* **Instructions for the task**: The records that follow should be retyped word for word.
Start Raw records
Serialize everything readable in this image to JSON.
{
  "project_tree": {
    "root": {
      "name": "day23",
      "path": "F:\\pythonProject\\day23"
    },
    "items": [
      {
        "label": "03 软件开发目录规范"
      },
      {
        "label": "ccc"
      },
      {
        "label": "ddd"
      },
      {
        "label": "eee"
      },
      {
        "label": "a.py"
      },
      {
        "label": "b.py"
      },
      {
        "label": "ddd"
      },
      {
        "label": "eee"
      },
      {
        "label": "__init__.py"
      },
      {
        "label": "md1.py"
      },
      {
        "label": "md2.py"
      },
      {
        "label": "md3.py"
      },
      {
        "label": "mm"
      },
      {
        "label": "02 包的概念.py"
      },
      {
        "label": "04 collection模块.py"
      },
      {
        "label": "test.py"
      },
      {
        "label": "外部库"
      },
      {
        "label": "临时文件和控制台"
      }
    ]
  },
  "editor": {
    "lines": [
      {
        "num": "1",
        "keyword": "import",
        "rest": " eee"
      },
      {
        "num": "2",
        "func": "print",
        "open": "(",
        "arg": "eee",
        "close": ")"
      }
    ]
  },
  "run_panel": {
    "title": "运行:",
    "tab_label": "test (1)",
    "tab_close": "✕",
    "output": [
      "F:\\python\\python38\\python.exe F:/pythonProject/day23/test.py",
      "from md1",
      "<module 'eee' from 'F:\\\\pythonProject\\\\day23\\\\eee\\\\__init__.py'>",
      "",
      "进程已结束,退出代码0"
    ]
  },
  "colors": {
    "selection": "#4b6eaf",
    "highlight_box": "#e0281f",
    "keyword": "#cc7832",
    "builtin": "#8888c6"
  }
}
End Raw records
* **Exercise result**:
Serialize everything readable in this image to JSON.
{
  "project_tree": {
    "root": {
      "name": "day23",
      "path": "F:\\pythonProject\\day23"
    },
    "items": [
      {
        "label": "03 软件开发目录规范"
      },
      {
        "label": "ccc"
      },
      {
        "label": "ddd"
      },
      {
        "label": "eee"
      },
      {
        "label": "a.py"
      },
      {
        "label": "b.py"
      },
      {
        "label": "ddd"
      },
      {
        "label": "eee"
      },
      {
        "label": "__init__.py"
      },
      {
        "label": "md1.py"
      },
      {
        "label": "md2.py"
      },
      {
        "label": "md3.py"
      },
      {
        "label": "mm"
      },
      {
        "label": "02 包的概念.py"
      },
      {
        "label": "04 collection模块.py"
      },
      {
        "label": "test.py"
      },
      {
        "label": "外部库"
      },
      {
        "label": "临时文件和控制台"
      }
    ]
  },
  "editor": {
    "lines": [
      {
        "num": "1",
        "keyword": "import",
        "rest": " eee"
      },
      {
        "num": "2",
        "func": "print",
        "open": "(",
        "arg": "eee",
        "close": ")"
      }
    ]
  },
  "run_panel": {
    "title": "运行:",
    "tab_label": "test (1)",
    "tab_close": "✕",
    "output": [
      "F:\\python\\python38\\python.exe F:/pythonProject/day23/test.py",
      "from md1",
      "<module 'eee' from 'F:\\\\pythonProject\\\\day23\\\\eee\\\\__init__.py'>",
      "",
      "进程已结束,退出代码0"
    ]
  },
  "colors": {
    "selection": "#4b6eaf",
    "highlight_box": "#e0281f",
    "keyword": "#cc7832",
    "builtin": "#8888c6"
  }
}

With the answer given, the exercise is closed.